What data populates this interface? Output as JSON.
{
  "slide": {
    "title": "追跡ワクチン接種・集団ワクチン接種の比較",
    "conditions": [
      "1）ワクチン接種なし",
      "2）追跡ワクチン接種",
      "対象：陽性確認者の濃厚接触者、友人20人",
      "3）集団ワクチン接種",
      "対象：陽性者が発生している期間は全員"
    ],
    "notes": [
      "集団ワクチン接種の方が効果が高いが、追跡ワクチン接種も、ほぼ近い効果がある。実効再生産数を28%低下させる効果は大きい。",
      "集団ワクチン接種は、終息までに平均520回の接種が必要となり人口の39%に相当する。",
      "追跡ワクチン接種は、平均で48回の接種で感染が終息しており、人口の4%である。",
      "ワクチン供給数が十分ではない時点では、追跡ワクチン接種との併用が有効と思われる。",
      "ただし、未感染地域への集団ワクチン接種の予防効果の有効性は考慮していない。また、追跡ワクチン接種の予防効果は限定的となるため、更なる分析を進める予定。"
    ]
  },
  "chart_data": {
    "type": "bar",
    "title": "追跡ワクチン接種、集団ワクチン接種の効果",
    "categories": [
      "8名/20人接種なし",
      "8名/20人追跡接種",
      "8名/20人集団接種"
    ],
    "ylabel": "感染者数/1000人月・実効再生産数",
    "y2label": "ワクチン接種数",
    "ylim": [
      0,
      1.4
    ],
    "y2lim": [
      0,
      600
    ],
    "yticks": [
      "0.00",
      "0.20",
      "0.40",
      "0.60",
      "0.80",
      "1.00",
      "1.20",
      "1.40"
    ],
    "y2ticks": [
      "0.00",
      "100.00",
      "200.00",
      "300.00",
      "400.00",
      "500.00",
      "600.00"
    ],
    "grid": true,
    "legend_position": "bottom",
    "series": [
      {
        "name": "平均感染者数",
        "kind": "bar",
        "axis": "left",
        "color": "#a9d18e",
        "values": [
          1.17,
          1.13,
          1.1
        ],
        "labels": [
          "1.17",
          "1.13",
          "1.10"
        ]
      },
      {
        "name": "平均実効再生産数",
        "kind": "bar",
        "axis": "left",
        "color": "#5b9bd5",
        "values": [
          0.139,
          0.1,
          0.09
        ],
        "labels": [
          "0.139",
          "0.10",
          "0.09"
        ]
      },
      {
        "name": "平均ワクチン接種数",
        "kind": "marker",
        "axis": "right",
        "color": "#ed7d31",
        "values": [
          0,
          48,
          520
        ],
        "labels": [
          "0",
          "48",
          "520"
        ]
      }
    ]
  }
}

What this task involves.
Retype the entries exactly, including every line.

Output for this exercise.
What data populates this interface? Output as JSON.
{
  "slide": {
    "title": "追跡ワクチン接種・集団ワクチン接種の比較",
    "conditions": [
      "1）ワクチン接種なし",
      "2）追跡ワクチン接種",
      "対象：陽性確認者の濃厚接触者、友人20人",
      "3）集団ワクチン接種",
      "対象：陽性者が発生している期間は全員"
    ],
    "notes": [
      "集団ワクチン接種の方が効果が高いが、追跡ワクチン接種も、ほぼ近い効果がある。実効再生産数を28%低下させる効果は大きい。",
      "集団ワクチン接種は、終息までに平均520回の接種が必要となり人口の39%に相当する。",
      "追跡ワクチン接種は、平均で48回の接種で感染が終息しており、人口の4%である。",
      "ワクチン供給数が十分ではない時点では、追跡ワクチン接種との併用が有効と思われる。",
      "ただし、未感染地域への集団ワクチン接種の予防効果の有効性は考慮していない。また、追跡ワクチン接種の予防効果は限定的となるため、更なる分析を進める予定。"
    ]
  },
  "chart_data": {
    "type": "bar",
    "title": "追跡ワクチン接種、集団ワクチン接種の効果",
    "categories": [
      "8名/20人接種なし",
      "8名/20人追跡接種",
      "8名/20人集団接種"
    ],
    "ylabel": "感染者数/1000人月・実効再生産数",
    "y2label": "ワクチン接種数",
    "ylim": [
      0,
      1.4
    ],
    "y2lim": [
      0,
      600
    ],
    "yticks": [
      "0.00",
      "0.20",
      "0.40",
      "0.60",
      "0.80",
      "1.00",
      "1.20",
      "1.40"
    ],
    "y2ticks": [
      "0.00",
      "100.00",
      "200.00",
      "300.00",
      "400.00",
      "500.00",
      "600.00"
    ],
    "grid": true,
    "legend_position": "bottom",
    "series": [
      {
        "name": "平均感染者数",
        "kind": "bar",
        "axis": "left",
        "color": "#a9d18e",
        "values": [
          1.17,
          1.13,
          1.1
        ],
        "labels": [
          "1.17",
          "1.13",
          "1.10"
        ]
      },
      {
        "name": "平均実効再生産数",
        "kind": "bar",
        "axis": "left",
        "color": "#5b9bd5",
        "values": [
          0.139,
          0.1,
          0.09
        ],
        "labels": [
          "0.139",
          "0.10",
          "0.09"
        ]
      },
      {
        "name": "平均ワクチン接種数",
        "kind": "marker",
        "axis": "right",
        "color": "#ed7d31",
        "values": [
          0,
          48,
          520
        ],
        "labels": [
          "0",
          "48",
          "520"
        ]
      }
    ]
  }
}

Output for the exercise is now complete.